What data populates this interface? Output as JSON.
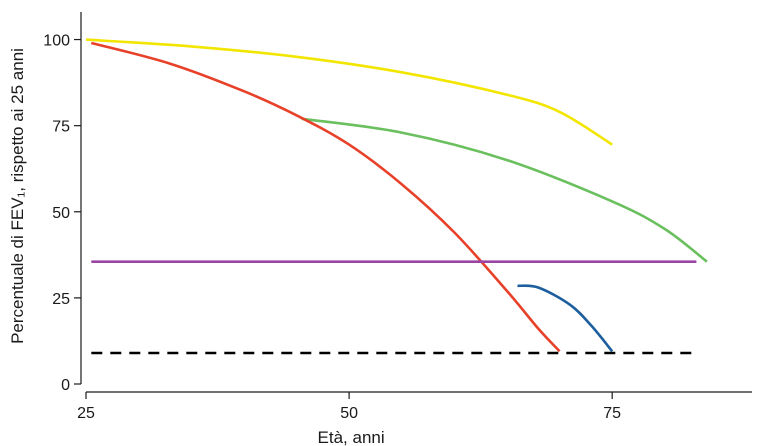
{
  "chart_data": {
    "type": "line",
    "title": "",
    "xlabel": "Età, anni",
    "ylabel": "Percentuale di FEV₁, rispetto ai 25 anni",
    "xlim": [
      25,
      88
    ],
    "ylim": [
      0,
      108
    ],
    "x_ticks": [
      25,
      50,
      75
    ],
    "y_ticks": [
      0,
      25,
      50,
      75,
      100
    ],
    "grid": false,
    "legend": "none",
    "series": [
      {
        "color": "#f2e600",
        "dash": "solid",
        "points": [
          [
            25,
            100
          ],
          [
            35,
            98
          ],
          [
            45,
            95
          ],
          [
            55,
            90.5
          ],
          [
            65,
            84
          ],
          [
            70,
            79
          ],
          [
            75,
            69.5
          ]
        ]
      },
      {
        "color": "#6abf5e",
        "dash": "solid",
        "points": [
          [
            45.5,
            77
          ],
          [
            55,
            73
          ],
          [
            65,
            65
          ],
          [
            75,
            53
          ],
          [
            80,
            45
          ],
          [
            84,
            35.5
          ]
        ]
      },
      {
        "color": "#e8412a",
        "dash": "solid",
        "points": [
          [
            25.5,
            99
          ],
          [
            33,
            93
          ],
          [
            40,
            85
          ],
          [
            45,
            78
          ],
          [
            50,
            69.5
          ],
          [
            55,
            58
          ],
          [
            60,
            44
          ],
          [
            65,
            27
          ],
          [
            68,
            16
          ],
          [
            70,
            9.5
          ]
        ]
      },
      {
        "color": "#9b44a3",
        "dash": "solid",
        "points": [
          [
            25.5,
            35.5
          ],
          [
            83,
            35.5
          ]
        ]
      },
      {
        "color": "#1d5e9e",
        "dash": "solid",
        "points": [
          [
            66,
            28.5
          ],
          [
            68,
            28
          ],
          [
            71,
            23
          ],
          [
            73,
            17
          ],
          [
            75,
            9.5
          ]
        ]
      },
      {
        "color": "#000000",
        "dash": "dashed",
        "points": [
          [
            25.5,
            9
          ],
          [
            83,
            9
          ]
        ]
      }
    ]
  }
}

* What to work on
Please transcribe the material above exactly as written. Leave the pictures out.

* Result for this exercise
What data populates this interface? Output as JSON.
{
  "chart_data": {
    "type": "line",
    "title": "",
    "xlabel": "Età, anni",
    "ylabel": "Percentuale di FEV₁, rispetto ai 25 anni",
    "xlim": [
      25,
      88
    ],
    "ylim": [
      0,
      108
    ],
    "x_ticks": [
      25,
      50,
      75
    ],
    "y_ticks": [
      0,
      25,
      50,
      75,
      100
    ],
    "grid": false,
    "legend": "none",
    "series": [
      {
        "color": "#f2e600",
        "dash": "solid",
        "points": [
          [
            25,
            100
          ],
          [
            35,
            98
          ],
          [
            45,
            95
          ],
          [
            55,
            90.5
          ],
          [
            65,
            84
          ],
          [
            70,
            79
          ],
          [
            75,
            69.5
          ]
        ]
      },
      {
        "color": "#6abf5e",
        "dash": "solid",
        "points": [
          [
            45.5,
            77
          ],
          [
            55,
            73
          ],
          [
            65,
            65
          ],
          [
            75,
            53
          ],
          [
            80,
            45
          ],
          [
            84,
            35.5
          ]
        ]
      },
      {
        "color": "#e8412a",
        "dash": "solid",
        "points": [
          [
            25.5,
            99
          ],
          [
            33,
            93
          ],
          [
            40,
            85
          ],
          [
            45,
            78
          ],
          [
            50,
            69.5
          ],
          [
            55,
            58
          ],
          [
            60,
            44
          ],
          [
            65,
            27
          ],
          [
            68,
            16
          ],
          [
            70,
            9.5
          ]
        ]
      },
      {
        "color": "#9b44a3",
        "dash": "solid",
        "points": [
          [
            25.5,
            35.5
          ],
          [
            83,
            35.5
          ]
        ]
      },
      {
        "color": "#1d5e9e",
        "dash": "solid",
        "points": [
          [
            66,
            28.5
          ],
          [
            68,
            28
          ],
          [
            71,
            23
          ],
          [
            73,
            17
          ],
          [
            75,
            9.5
          ]
        ]
      },
      {
        "color": "#000000",
        "dash": "dashed",
        "points": [
          [
            25.5,
            9
          ],
          [
            83,
            9
          ]
        ]
      }
    ]
  }
}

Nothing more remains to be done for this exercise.